▶ _Exercise brief_
From the entries below, copy out every line with "poder" in it.

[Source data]
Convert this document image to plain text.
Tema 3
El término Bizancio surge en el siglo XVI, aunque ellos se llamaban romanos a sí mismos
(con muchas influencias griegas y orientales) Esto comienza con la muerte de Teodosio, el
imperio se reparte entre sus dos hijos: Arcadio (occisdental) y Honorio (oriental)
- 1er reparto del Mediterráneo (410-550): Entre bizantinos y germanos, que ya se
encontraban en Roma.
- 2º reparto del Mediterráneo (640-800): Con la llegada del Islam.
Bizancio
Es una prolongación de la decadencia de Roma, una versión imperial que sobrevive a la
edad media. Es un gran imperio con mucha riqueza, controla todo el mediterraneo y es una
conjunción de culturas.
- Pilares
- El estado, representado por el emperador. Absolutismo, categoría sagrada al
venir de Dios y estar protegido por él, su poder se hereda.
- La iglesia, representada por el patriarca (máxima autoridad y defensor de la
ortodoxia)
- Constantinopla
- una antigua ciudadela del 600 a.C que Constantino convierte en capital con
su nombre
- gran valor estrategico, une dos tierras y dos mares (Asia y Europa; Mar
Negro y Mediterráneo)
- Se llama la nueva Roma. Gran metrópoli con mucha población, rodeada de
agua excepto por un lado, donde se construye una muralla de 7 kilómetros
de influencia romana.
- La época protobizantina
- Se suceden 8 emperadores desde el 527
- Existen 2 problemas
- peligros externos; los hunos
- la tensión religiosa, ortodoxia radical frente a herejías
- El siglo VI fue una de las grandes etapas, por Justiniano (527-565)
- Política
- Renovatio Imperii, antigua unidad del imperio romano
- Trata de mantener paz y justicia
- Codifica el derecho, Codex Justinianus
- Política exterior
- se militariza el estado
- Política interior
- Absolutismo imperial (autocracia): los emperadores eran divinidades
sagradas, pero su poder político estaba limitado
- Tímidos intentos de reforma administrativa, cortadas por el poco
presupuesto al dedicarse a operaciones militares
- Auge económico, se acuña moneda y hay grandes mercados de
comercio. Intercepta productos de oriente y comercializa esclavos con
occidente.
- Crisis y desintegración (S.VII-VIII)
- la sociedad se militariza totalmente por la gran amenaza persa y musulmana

▶ _Output below_
venir de Dios y estar protegido por él, su poder se hereda.
sagradas, pero su poder político estaba limitado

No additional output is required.